→ THE EXERCISE: Recast everything from the start of the records down to the line containing "field-label: サイズ [741, 610, 777, 628]", inclusive, as a numbered list, omitting any blank lines.

━━━━━ INPUT ROWS

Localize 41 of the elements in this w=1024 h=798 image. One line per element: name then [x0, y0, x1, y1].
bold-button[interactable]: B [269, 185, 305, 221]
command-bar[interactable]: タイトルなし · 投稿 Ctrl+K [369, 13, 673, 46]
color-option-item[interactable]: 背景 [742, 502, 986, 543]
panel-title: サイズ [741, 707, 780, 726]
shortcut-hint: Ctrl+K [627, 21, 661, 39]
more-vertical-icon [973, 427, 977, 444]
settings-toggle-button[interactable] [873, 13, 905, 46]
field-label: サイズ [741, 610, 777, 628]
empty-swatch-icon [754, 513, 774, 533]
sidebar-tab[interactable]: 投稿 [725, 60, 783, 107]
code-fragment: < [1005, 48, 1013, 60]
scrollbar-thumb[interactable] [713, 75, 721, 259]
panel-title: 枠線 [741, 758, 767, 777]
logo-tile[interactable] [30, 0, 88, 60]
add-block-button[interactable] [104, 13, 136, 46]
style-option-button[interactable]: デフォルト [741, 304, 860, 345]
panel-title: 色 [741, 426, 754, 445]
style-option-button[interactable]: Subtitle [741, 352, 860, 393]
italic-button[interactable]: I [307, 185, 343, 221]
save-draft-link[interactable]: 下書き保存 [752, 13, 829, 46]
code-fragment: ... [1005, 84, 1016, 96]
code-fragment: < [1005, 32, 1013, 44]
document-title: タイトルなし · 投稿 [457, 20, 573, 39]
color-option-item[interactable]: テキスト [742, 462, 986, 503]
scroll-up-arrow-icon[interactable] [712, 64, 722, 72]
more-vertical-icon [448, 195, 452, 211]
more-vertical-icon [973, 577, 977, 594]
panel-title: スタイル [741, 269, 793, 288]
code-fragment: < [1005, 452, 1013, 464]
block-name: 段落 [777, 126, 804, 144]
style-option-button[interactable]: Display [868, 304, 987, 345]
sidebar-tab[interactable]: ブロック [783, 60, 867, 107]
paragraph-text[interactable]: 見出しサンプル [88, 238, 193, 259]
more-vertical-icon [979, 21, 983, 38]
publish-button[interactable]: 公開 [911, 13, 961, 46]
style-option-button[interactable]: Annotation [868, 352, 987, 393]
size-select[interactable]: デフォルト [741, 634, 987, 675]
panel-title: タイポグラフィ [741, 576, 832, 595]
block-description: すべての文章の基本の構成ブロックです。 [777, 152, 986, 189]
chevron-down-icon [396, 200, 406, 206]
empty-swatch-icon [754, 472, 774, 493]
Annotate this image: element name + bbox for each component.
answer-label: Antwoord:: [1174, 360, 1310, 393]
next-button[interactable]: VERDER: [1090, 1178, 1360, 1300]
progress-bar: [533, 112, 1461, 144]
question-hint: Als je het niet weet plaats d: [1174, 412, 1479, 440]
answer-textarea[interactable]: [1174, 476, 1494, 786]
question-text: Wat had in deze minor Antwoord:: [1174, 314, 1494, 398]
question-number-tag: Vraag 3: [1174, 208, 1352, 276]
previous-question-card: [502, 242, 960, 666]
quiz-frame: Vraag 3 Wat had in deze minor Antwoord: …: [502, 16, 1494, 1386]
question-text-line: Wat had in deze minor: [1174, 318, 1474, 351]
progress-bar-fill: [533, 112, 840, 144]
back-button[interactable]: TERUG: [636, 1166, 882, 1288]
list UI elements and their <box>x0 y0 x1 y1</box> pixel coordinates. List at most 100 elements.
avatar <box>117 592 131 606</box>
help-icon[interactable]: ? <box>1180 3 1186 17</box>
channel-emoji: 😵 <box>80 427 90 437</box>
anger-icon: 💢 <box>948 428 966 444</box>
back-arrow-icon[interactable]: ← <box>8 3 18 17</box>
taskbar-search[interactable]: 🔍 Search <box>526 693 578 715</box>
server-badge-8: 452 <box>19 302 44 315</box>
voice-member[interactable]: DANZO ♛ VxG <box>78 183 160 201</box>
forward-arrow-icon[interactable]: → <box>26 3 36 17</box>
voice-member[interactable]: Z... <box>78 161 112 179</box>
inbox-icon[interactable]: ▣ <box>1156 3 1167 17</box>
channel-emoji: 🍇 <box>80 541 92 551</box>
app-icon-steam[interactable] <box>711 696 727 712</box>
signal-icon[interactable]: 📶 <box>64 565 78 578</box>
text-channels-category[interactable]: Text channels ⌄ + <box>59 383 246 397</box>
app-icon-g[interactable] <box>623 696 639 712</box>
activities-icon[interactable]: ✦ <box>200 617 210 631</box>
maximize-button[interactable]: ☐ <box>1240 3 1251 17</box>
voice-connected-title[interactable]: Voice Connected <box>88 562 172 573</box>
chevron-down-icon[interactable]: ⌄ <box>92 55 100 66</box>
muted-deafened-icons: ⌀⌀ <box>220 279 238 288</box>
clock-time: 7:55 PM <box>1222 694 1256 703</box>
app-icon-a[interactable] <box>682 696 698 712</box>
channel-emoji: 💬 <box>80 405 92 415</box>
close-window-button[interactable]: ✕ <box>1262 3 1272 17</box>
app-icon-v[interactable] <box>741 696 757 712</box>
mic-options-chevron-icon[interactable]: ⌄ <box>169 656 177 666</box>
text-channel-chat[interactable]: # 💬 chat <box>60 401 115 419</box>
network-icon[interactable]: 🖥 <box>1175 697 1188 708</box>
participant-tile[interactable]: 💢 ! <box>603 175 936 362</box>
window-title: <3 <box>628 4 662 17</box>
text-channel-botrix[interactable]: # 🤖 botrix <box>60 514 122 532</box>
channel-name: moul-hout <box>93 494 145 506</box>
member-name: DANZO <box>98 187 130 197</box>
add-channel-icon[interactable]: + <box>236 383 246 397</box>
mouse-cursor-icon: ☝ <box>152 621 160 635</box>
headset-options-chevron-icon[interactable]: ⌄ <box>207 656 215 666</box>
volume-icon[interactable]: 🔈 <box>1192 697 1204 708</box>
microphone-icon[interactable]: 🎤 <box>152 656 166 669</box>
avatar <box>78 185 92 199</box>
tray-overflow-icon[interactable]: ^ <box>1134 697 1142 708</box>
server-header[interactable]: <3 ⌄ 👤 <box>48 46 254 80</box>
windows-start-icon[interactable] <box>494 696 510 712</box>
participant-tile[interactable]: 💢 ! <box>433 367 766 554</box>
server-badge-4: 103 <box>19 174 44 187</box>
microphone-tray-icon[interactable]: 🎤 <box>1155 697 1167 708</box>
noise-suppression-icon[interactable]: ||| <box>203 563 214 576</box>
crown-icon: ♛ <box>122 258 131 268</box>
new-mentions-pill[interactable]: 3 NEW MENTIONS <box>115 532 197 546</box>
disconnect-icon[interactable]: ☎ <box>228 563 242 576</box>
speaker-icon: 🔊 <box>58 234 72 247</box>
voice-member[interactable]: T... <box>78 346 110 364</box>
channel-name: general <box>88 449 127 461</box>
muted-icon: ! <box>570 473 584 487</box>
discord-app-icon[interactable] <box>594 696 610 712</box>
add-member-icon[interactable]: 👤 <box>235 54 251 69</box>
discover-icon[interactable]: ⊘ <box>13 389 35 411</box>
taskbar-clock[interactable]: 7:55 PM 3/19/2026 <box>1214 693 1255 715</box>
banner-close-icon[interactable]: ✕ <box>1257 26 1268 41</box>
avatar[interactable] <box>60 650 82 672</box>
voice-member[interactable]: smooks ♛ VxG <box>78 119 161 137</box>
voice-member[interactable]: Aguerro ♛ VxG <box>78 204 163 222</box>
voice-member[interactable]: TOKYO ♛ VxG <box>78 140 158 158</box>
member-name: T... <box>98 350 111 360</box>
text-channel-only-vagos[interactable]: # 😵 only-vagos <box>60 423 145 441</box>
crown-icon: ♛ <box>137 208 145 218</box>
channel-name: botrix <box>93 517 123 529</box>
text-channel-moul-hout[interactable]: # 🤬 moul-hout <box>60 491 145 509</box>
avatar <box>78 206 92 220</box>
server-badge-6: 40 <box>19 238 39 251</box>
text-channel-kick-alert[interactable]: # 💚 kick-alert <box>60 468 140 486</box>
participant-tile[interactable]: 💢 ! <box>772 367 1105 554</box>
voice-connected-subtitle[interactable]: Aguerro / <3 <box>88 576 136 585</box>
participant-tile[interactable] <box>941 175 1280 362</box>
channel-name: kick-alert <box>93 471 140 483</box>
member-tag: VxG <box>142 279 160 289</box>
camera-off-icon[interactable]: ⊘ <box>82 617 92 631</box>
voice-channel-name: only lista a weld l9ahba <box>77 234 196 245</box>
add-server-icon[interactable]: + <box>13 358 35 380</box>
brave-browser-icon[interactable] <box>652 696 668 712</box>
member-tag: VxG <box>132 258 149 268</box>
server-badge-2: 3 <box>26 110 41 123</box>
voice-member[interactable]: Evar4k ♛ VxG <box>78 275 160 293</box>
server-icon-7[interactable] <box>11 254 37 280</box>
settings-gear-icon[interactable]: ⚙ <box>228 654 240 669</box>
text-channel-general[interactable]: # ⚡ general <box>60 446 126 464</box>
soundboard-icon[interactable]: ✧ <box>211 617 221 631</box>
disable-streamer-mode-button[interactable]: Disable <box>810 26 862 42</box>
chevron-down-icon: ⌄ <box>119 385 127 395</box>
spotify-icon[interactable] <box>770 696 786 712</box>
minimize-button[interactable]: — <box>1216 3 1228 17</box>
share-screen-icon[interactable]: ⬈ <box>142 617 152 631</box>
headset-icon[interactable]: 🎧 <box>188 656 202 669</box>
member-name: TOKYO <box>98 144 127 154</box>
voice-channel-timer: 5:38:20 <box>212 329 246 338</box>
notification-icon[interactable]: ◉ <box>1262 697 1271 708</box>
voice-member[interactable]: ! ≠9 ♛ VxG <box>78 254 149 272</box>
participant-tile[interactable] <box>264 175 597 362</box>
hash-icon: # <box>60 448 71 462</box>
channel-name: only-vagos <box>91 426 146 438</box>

━━━━━━━━━━

→ CORRECT RESPONSE:
1. Localize 41 of the elements in this w=1024 h=798 image. One line per element: name then [x0, y0, x1, y1].
2. bold-button[interactable]: B [269, 185, 305, 221]
3. command-bar[interactable]: タイトルなし · 投稿 Ctrl+K [369, 13, 673, 46]
4. color-option-item[interactable]: 背景 [742, 502, 986, 543]
5. panel-title: サイズ [741, 707, 780, 726]
6. shortcut-hint: Ctrl+K [627, 21, 661, 39]
7. more-vertical-icon [973, 427, 977, 444]
8. settings-toggle-button[interactable] [873, 13, 905, 46]
9. field-label: サイズ [741, 610, 777, 628]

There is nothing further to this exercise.